## YOUR INSTRUCTIONS
Make an exact copy of each entry, leaving out every picture.

## Stored entries
****************************************

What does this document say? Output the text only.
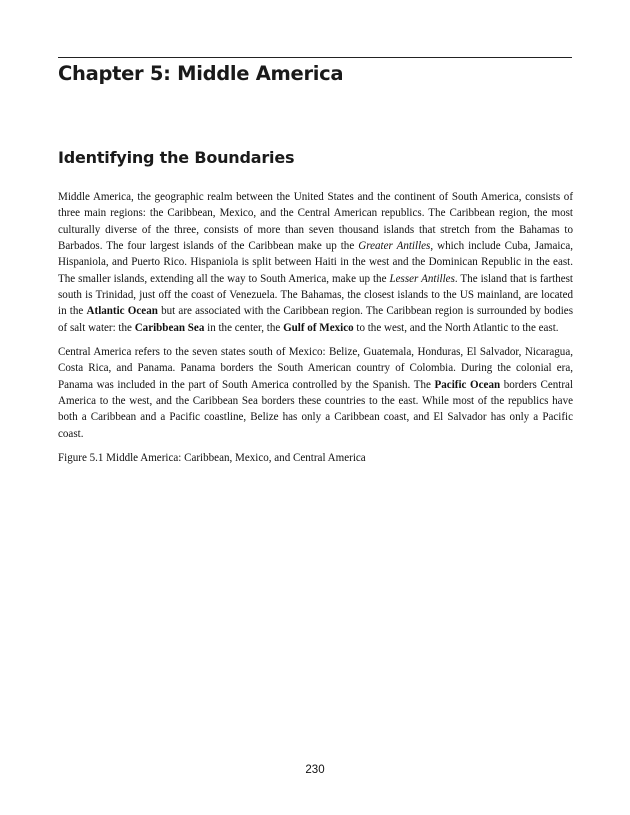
Chapter 5: Middle America
Identifying the Boundaries

Middle America, the geographic realm between the United States and the continent of South America, consists of three main regions: the Caribbean, Mexico, and the Central American republics. The Caribbean region, the most culturally diverse of the three, consists of more than seven thousand islands that stretch from the Bahamas to Barbados. The four largest islands of the Caribbean make up the Greater Antilles, which include Cuba, Jamaica, Hispaniola, and Puerto Rico. Hispaniola is split between Haiti in the west and the Dominican Republic in the east. The smaller islands, extending all the way to South America, make up the Lesser Antilles. The island that is farthest south is Trinidad, just off the coast of Venezuela. The Bahamas, the closest islands to the US mainland, are located in the Atlantic Ocean but are associated with the Caribbean region. The Caribbean region is surrounded by bodies of salt water: the Caribbean Sea in the center, the Gulf of Mexico to the west, and the North Atlantic to the east.

Central America refers to the seven states south of Mexico: Belize, Guatemala, Honduras, El Salvador, Nicaragua, Costa Rica, and Panama. Panama borders the South American country of Colombia. During the colonial era, Panama was included in the part of South America controlled by the Spanish. The Pacific Ocean borders Central America to the west, and the Caribbean Sea borders these countries to the east. While most of the republics have both a Caribbean and a Pacific coastline, Belize has only a Caribbean coast, and El Salvador has only a Pacific coast.

Figure 5.1 Middle America: Caribbean, Mexico, and Central America

230
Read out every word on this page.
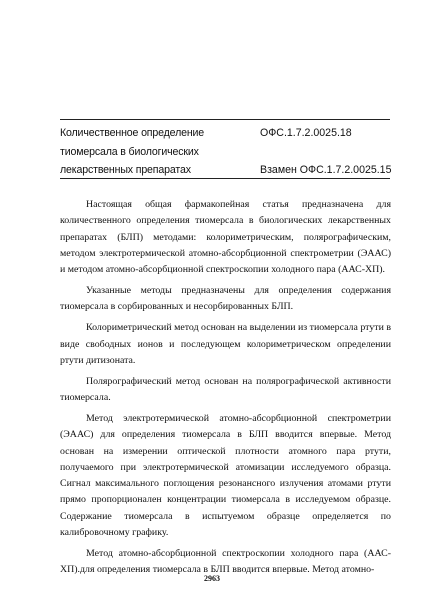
Количественное определение
тиомерсала в биологических
лекарственных препаратах
ОФС.1.7.2.0025.18
Взамен ОФС.1.7.2.0025.15

Настоящая общая фармакопейная статья предназначена для количественного определения тиомерсала в биологических лекарственных препаратах (БЛП) методами: колориметрическим, полярографическим, методом электротермической атомно-абсорбционной спектрометрии (ЭААС) и методом атомно-абсорбционной спектроскопии холодного пара (ААС-ХП).

Указанные методы предназначены для определения содержания тиомерсала в сорбированных и несорбированных БЛП.

Колориметрический метод основан на выделении из тиомерсала ртути в виде свободных ионов и последующем колориметрическом определении ртути дитизоната.

Полярографический метод основан на полярографической активности тиомерсала.

Метод электротермической атомно-абсорбционной спектрометрии (ЭААС) для определения тиомерсала в БЛП вводится впервые. Метод основан на измерении оптической плотности атомного пара ртути, получаемого при электротермической атомизации исследуемого образца. Сигнал максимального поглощения резонансного излучения атомами ртути прямо пропорционален концентрации тиомерсала в исследуемом образце. Содержание тиомерсала в испытуемом образце определяется по калибровочному графику.

Метод атомно-абсорбционной спектроскопии холодного пара (ААС-ХП).для определения тиомерсала в БЛП вводится впервые. Метод атомно-

2963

****************************************

## SOLUTION FOR THIS TASK
What does this document say? Output the text only.
Chapter 5: Middle America
Identifying the Boundaries

Middle America, the geographic realm between the United States and the continent of South America, consists of three main regions: the Caribbean, Mexico, and the Central American republics. The Caribbean region, the most culturally diverse of the three, consists of more than seven thousand islands that stretch from the Bahamas to Barbados. The four largest islands of the Caribbean make up the Greater Antilles, which include Cuba, Jamaica, Hispaniola, and Puerto Rico. Hispaniola is split between Haiti in the west and the Dominican Republic in the east. The smaller islands, extending all the way to South America, make up the Lesser Antilles. The island that is farthest south is Trinidad, just off the coast of Venezuela. The Bahamas, the closest islands to the US mainland, are located in the Atlantic Ocean but are associated with the Caribbean region. The Caribbean region is surrounded by bodies of salt water: the Caribbean Sea in the center, the Gulf of Mexico to the west, and the North Atlantic to the east.

Central America refers to the seven states south of Mexico: Belize, Guatemala, Honduras, El Salvador, Nicaragua, Costa Rica, and Panama. Panama borders the South American country of Colombia. During the colonial era, Panama was included in the part of South America controlled by the Spanish. The Pacific Ocean borders Central America to the west, and the Caribbean Sea borders these countries to the east. While most of the republics have both a Caribbean and a Pacific coastline, Belize has only a Caribbean coast, and El Salvador has only a Pacific coast.

Figure 5.1 Middle America: Caribbean, Mexico, and Central America

230
Read out every word on this page.
Количественное определение
тиомерсала в биологических
лекарственных препаратах
ОФС.1.7.2.0025.18
Взамен ОФС.1.7.2.0025.15

Настоящая общая фармакопейная статья предназначена для количественного определения тиомерсала в биологических лекарственных препаратах (БЛП) методами: колориметрическим, полярографическим, методом электротермической атомно-абсорбционной спектрометрии (ЭААС) и методом атомно-абсорбционной спектроскопии холодного пара (ААС-ХП).

Указанные методы предназначены для определения содержания тиомерсала в сорбированных и несорбированных БЛП.

Колориметрический метод основан на выделении из тиомерсала ртути в виде свободных ионов и последующем колориметрическом определении ртути дитизоната.

Полярографический метод основан на полярографической активности тиомерсала.

Метод электротермической атомно-абсорбционной спектрометрии (ЭААС) для определения тиомерсала в БЛП вводится впервые. Метод основан на измерении оптической плотности атомного пара ртути, получаемого при электротермической атомизации исследуемого образца. Сигнал максимального поглощения резонансного излучения атомами ртути прямо пропорционален концентрации тиомерсала в исследуемом образце. Содержание тиомерсала в испытуемом образце определяется по калибровочному графику.

Метод атомно-абсорбционной спектроскопии холодного пара (ААС-ХП).для определения тиомерсала в БЛП вводится впервые. Метод атомно-

2963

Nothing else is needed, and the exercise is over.